Copy all lines in which the word "Deduce" can be found.

[Data entries]
○ ○ ○ ○ ○
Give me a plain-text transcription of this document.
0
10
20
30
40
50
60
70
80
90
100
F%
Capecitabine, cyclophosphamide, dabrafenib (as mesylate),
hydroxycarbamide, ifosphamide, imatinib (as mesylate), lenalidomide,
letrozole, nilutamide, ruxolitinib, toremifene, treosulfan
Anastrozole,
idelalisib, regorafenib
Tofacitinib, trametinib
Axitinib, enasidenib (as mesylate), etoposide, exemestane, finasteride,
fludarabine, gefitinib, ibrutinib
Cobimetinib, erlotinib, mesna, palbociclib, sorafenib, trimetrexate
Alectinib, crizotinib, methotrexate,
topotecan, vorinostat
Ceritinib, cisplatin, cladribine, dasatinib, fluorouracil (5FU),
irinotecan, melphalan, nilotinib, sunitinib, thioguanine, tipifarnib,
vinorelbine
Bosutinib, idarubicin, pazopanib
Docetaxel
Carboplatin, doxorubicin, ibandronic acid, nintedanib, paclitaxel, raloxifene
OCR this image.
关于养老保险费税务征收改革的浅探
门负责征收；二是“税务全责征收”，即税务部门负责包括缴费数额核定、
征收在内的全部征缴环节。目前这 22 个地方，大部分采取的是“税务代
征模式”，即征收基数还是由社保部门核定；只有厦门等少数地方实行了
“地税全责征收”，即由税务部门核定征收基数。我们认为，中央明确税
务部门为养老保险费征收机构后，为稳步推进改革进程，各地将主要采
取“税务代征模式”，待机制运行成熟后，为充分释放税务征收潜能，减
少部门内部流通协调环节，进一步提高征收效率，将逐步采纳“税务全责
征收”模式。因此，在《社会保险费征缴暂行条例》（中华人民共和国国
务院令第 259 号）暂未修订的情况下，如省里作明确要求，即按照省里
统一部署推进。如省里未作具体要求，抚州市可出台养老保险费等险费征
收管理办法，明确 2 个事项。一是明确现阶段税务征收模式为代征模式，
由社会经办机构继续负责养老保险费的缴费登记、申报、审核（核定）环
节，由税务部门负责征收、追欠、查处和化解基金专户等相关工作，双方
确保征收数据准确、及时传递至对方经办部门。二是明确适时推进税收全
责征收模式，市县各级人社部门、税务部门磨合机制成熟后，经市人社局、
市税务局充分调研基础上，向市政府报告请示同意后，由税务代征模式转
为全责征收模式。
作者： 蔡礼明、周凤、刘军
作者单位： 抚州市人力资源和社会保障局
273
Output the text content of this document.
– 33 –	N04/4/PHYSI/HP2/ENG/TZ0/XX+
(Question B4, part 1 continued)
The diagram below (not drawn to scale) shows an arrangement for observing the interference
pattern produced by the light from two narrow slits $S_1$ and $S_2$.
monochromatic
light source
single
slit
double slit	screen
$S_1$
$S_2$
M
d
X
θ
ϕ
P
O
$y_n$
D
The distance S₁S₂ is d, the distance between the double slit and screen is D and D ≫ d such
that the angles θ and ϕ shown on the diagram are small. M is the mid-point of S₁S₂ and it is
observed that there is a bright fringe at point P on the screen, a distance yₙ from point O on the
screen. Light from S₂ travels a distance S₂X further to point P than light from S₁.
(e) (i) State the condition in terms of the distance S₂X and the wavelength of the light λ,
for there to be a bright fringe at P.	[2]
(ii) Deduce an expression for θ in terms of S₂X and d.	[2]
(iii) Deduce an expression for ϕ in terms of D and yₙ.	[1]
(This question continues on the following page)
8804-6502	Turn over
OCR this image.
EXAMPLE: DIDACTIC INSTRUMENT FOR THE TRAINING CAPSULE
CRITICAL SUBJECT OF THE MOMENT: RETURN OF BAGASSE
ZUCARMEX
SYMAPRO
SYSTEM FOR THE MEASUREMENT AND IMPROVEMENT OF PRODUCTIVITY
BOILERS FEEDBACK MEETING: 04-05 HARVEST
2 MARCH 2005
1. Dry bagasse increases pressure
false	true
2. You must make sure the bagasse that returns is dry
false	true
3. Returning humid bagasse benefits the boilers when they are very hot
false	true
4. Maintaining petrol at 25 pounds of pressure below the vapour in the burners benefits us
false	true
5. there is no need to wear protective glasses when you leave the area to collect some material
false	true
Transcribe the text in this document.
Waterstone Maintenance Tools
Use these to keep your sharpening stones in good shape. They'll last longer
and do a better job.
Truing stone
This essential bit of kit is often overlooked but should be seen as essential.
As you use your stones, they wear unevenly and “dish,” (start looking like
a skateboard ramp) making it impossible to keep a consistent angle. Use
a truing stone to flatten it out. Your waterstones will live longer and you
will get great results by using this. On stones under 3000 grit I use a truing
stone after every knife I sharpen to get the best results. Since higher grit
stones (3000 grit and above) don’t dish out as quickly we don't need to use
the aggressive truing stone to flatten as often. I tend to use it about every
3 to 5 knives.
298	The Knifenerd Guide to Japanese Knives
○ ○ ○ ○ ○
Solution to the exercise
(ii) Deduce an expression for θ in terms of S₂X and d.	[2]
(iii) Deduce an expression for ϕ in terms of D and yₙ.	[1]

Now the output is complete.